(Extracted data entries)
§ §

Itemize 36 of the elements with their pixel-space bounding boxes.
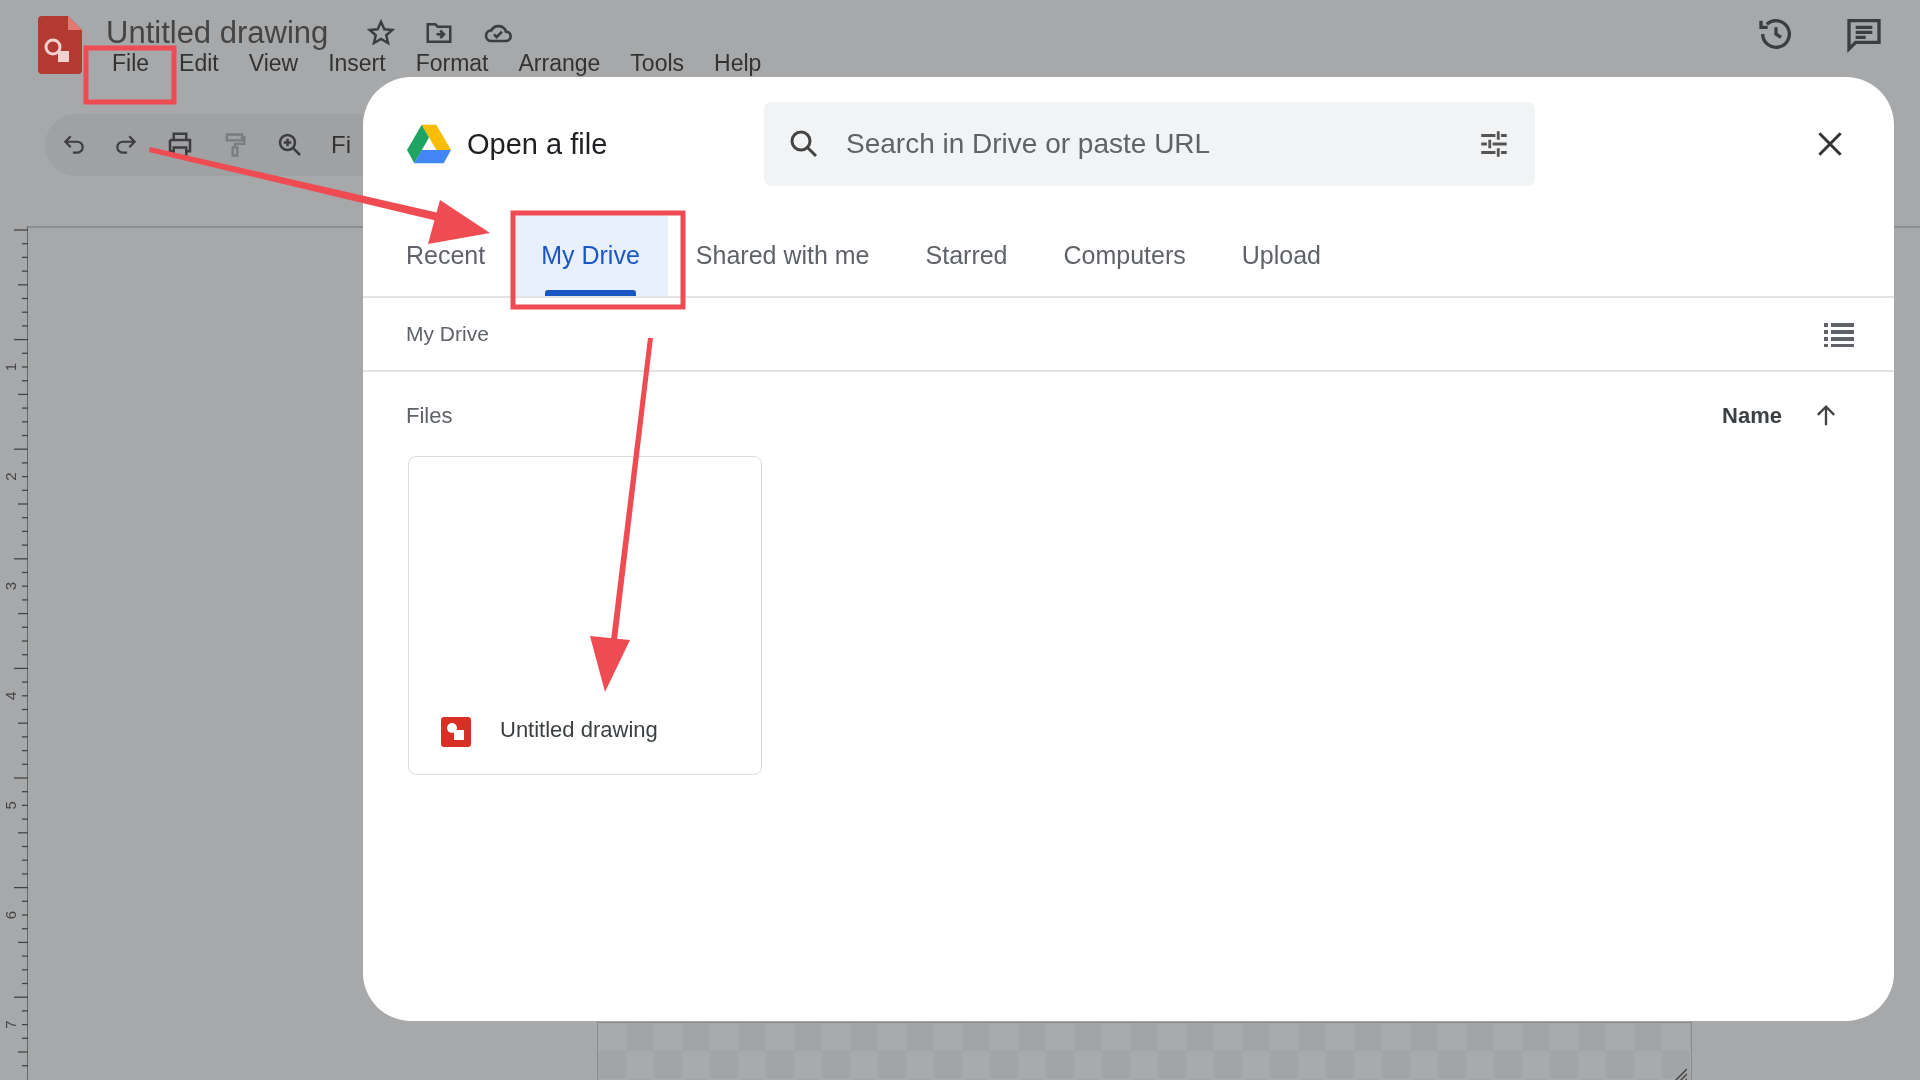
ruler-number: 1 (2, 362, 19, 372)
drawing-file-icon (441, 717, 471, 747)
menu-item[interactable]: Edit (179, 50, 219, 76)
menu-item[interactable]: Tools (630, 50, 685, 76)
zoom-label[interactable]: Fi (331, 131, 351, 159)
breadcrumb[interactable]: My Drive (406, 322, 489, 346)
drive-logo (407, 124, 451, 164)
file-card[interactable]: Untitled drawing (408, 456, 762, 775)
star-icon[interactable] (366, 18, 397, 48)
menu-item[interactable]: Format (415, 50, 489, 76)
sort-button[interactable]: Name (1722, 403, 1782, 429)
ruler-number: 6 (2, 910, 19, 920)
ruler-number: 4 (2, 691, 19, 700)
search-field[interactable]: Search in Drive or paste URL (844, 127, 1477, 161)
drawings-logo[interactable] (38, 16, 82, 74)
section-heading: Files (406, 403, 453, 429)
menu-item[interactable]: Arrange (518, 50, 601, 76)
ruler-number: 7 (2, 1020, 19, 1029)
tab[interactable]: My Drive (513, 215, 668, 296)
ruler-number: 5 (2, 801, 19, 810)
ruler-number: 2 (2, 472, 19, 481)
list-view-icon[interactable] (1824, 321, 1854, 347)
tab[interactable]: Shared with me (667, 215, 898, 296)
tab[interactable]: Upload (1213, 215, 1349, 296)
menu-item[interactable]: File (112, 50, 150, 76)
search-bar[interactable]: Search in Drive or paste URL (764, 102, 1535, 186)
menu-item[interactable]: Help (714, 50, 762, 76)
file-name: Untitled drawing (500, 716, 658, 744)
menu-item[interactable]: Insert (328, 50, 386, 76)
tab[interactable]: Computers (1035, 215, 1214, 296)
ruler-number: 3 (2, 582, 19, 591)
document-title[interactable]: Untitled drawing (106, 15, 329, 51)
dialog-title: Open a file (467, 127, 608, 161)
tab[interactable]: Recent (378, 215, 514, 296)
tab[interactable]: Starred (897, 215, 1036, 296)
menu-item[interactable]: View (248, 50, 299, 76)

§ §

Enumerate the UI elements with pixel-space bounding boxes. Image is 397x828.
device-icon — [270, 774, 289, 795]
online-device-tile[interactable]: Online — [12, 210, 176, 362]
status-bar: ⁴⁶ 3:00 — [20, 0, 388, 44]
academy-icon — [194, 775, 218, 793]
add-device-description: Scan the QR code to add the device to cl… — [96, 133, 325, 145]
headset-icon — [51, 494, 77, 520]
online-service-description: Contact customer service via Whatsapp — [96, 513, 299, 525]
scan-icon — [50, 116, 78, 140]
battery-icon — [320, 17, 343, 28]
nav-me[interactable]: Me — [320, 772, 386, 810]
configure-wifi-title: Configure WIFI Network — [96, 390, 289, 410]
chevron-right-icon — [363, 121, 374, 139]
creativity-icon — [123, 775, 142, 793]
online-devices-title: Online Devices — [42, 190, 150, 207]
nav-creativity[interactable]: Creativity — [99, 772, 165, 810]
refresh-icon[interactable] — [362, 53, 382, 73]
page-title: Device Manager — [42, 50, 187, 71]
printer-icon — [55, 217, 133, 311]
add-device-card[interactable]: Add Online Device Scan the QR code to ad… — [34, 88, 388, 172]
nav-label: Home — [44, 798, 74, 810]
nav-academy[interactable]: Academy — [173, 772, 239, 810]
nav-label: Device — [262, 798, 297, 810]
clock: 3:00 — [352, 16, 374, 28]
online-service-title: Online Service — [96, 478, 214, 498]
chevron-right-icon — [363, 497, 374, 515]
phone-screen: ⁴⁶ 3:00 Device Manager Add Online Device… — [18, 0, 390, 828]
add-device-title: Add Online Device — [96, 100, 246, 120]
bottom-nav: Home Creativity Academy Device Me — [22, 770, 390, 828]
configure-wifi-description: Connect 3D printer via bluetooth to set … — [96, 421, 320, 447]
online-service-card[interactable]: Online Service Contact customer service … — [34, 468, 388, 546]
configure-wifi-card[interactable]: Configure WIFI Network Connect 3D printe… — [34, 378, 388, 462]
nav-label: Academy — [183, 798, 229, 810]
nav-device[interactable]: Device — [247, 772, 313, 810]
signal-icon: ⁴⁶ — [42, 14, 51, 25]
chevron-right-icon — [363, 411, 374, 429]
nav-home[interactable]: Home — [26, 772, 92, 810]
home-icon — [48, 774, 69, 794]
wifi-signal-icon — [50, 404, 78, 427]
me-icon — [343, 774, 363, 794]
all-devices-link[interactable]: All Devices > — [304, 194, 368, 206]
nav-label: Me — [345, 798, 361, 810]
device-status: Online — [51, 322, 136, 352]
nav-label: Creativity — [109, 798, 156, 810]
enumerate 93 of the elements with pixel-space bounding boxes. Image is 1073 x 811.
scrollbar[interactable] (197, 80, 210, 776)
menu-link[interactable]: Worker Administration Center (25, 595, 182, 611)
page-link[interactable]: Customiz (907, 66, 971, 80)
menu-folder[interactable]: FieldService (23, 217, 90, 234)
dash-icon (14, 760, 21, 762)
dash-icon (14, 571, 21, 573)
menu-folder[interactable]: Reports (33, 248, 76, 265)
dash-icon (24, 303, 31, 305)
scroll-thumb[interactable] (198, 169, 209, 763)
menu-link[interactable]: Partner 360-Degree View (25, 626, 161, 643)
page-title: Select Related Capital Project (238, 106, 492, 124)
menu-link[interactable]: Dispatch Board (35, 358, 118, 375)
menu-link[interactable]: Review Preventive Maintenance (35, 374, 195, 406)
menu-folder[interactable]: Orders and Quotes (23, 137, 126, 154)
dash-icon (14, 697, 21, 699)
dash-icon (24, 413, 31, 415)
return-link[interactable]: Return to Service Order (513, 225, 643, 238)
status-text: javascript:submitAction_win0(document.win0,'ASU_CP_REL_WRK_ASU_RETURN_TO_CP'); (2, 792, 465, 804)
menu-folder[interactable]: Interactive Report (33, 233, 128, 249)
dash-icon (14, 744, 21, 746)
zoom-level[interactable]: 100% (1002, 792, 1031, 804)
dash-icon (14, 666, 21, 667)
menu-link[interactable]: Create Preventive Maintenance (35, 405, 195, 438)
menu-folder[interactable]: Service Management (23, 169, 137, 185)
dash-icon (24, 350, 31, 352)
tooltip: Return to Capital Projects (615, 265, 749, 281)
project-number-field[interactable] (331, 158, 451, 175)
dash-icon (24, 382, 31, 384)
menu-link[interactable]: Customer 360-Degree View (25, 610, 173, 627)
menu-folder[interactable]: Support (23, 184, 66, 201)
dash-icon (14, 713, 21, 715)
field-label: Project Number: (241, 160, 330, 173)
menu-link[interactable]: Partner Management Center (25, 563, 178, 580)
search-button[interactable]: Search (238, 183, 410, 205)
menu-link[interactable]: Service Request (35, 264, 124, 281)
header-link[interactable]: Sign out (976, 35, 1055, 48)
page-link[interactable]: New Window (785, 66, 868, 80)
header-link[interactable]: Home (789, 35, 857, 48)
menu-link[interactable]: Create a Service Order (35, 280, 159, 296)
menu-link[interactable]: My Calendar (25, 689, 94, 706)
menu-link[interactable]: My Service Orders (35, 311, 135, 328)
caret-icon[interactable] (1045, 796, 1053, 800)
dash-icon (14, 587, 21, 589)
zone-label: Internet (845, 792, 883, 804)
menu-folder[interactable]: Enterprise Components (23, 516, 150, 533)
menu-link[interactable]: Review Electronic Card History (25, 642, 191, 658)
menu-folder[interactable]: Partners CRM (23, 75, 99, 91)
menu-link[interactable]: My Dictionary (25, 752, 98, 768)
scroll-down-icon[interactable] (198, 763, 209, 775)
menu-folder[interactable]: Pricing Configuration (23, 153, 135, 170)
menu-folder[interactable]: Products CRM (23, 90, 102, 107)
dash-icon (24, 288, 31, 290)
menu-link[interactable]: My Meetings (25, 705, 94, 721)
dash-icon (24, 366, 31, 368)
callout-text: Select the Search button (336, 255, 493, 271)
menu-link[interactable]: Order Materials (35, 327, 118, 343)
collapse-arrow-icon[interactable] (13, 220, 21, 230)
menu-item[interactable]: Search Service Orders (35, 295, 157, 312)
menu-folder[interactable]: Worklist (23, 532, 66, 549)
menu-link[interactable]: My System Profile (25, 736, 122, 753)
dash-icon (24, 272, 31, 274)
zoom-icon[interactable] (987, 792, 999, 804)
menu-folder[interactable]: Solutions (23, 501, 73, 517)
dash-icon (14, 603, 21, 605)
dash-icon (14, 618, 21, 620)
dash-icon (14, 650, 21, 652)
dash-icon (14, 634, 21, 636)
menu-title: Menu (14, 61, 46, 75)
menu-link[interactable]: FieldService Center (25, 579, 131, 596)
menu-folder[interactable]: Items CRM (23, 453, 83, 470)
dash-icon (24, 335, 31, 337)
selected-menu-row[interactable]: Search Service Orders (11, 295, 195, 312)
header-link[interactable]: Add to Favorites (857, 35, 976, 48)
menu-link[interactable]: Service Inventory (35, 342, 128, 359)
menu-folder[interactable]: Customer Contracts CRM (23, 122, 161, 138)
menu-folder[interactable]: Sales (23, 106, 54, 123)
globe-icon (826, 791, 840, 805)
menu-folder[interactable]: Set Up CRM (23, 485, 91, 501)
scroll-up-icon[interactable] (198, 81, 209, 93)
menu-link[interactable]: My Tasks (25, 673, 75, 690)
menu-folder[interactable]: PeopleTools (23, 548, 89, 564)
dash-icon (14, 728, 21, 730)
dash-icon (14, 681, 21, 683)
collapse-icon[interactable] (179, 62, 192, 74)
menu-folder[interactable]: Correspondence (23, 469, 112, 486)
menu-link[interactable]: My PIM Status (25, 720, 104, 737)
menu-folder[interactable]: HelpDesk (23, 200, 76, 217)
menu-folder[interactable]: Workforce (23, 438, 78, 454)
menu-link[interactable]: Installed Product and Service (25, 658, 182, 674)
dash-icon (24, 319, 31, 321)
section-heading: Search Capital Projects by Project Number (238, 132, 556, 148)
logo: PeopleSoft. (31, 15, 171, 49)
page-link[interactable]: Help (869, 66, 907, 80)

§ §

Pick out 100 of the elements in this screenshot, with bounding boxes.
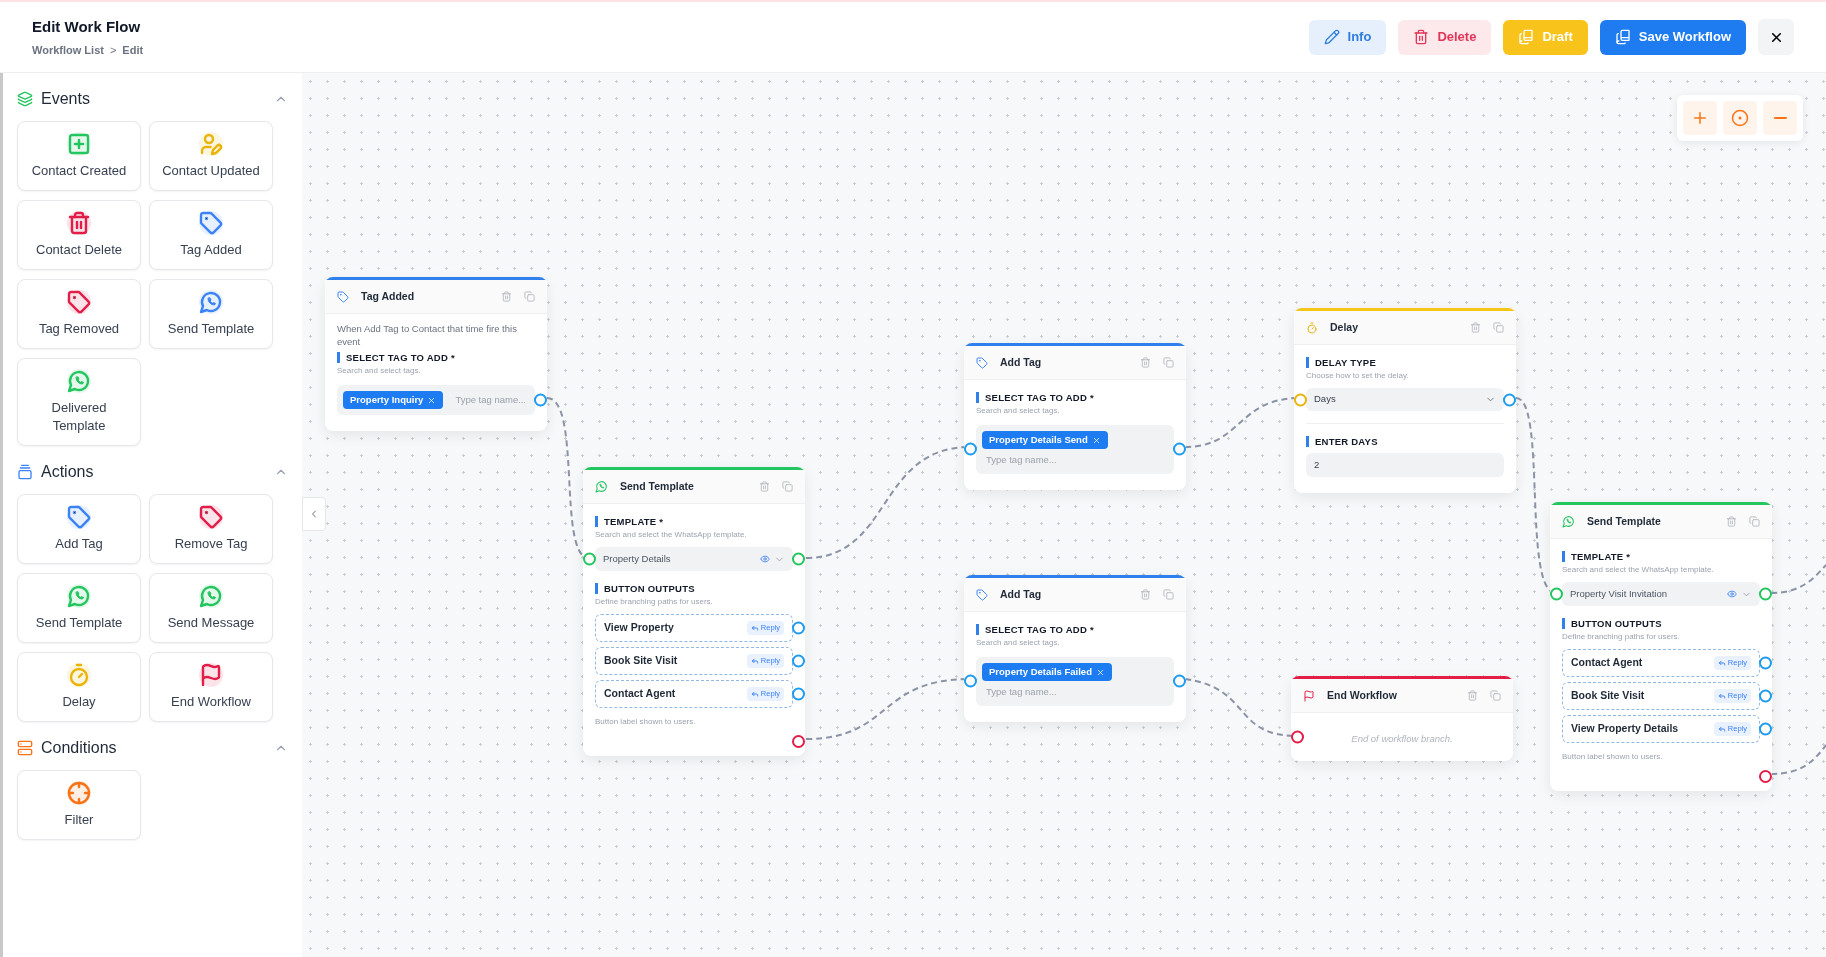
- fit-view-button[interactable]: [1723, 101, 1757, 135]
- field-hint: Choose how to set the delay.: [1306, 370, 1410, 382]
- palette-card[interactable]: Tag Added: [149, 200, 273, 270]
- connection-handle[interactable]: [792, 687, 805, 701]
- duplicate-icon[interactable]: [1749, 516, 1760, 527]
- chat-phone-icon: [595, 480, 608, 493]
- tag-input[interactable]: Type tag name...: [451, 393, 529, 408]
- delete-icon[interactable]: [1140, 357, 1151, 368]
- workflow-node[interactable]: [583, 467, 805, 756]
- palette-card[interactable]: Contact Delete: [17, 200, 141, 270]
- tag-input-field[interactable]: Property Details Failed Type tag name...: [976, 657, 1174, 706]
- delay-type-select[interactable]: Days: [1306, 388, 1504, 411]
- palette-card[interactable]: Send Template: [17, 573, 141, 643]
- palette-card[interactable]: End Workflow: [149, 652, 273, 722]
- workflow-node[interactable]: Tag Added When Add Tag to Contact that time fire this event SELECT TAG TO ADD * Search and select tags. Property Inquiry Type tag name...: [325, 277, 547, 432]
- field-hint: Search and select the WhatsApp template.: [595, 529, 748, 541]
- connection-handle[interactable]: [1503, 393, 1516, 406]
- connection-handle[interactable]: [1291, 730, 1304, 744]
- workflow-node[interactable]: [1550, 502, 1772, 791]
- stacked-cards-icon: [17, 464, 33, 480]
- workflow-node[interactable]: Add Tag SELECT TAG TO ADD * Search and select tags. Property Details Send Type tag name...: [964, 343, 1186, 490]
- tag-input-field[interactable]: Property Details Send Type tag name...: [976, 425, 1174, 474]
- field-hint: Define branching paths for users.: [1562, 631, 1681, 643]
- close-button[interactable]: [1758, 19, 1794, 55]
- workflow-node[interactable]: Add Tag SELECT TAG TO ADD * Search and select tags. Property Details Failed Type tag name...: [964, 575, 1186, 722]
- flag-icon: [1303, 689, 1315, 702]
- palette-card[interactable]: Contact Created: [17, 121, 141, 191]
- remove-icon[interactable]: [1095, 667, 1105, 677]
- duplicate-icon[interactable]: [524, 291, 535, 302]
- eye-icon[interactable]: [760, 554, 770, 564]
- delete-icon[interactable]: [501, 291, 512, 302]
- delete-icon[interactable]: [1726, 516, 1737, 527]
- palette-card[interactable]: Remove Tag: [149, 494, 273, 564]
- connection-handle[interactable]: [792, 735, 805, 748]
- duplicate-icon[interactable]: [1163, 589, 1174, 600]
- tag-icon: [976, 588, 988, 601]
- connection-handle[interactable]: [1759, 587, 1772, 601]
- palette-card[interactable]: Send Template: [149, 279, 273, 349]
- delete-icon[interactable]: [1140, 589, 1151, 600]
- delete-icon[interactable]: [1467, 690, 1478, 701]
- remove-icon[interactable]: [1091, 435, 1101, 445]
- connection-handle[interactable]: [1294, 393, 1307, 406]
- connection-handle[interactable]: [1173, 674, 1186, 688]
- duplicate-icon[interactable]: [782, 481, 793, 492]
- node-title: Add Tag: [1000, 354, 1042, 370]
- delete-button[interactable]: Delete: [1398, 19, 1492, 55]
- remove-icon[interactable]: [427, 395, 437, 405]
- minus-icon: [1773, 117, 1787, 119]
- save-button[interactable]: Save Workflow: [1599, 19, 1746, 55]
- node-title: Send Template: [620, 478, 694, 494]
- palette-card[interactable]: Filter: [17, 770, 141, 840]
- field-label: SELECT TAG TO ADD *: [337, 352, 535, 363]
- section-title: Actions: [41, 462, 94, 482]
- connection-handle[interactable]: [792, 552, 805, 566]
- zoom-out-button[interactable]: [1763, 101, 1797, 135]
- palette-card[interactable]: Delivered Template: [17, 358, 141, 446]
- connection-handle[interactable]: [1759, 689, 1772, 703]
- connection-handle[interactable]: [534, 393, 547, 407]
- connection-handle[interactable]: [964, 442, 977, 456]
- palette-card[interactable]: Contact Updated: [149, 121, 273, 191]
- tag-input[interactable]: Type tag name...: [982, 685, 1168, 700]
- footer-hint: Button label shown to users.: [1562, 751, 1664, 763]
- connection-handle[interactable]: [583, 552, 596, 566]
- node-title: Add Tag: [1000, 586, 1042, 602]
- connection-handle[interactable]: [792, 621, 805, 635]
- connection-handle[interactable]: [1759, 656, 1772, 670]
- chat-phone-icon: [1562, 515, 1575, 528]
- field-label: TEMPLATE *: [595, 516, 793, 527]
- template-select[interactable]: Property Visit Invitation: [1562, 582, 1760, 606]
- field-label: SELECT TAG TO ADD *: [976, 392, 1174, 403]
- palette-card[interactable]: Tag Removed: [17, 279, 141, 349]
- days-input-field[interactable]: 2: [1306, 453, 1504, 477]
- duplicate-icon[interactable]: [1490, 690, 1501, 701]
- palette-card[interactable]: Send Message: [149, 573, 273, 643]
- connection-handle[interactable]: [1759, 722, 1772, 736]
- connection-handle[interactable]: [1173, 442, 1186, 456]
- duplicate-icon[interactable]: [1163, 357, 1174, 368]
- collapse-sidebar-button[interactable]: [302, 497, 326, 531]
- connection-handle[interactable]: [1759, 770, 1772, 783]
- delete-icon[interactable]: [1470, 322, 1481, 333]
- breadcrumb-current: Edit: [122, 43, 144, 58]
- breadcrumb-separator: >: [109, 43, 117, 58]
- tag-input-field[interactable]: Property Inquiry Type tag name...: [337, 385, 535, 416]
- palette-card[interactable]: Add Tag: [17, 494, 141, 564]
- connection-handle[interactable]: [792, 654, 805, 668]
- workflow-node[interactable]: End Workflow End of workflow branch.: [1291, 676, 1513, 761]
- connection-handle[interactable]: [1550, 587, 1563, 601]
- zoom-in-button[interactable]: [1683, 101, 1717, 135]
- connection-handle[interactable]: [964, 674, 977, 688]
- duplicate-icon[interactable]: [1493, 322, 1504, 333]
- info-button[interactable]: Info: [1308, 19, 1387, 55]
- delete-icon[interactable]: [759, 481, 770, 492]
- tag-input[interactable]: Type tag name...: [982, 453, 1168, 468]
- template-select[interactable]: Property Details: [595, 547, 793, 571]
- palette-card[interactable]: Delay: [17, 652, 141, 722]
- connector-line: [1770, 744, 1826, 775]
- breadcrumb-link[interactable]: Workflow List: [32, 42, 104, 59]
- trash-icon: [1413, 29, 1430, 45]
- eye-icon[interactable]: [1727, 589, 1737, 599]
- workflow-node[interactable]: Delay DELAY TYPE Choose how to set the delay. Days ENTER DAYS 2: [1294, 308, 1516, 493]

§ §

▸ **TASK PROMPT**
Reproduce verbatim the lines from the one containing "- fit-view-button[interactable]: [1723, 101, 1757, 135]" through the one containing "- delete-icon[interactable]: [1140, 357, 1151, 368]", including both of those lines.

▸ **ANSWER TO THE PROBLEM**
- fit-view-button[interactable]: [1723, 101, 1757, 135]
- field-hint: Choose how to set the delay.: [1306, 370, 1410, 382]
- palette-card[interactable]: Tag Added: [149, 200, 273, 270]
- connection-handle[interactable]: [792, 687, 805, 701]
- duplicate-icon[interactable]: [1749, 516, 1760, 527]
- chat-phone-icon: [595, 480, 608, 493]
- tag-input[interactable]: Type tag name...: [451, 393, 529, 408]
- delete-icon[interactable]: [1140, 357, 1151, 368]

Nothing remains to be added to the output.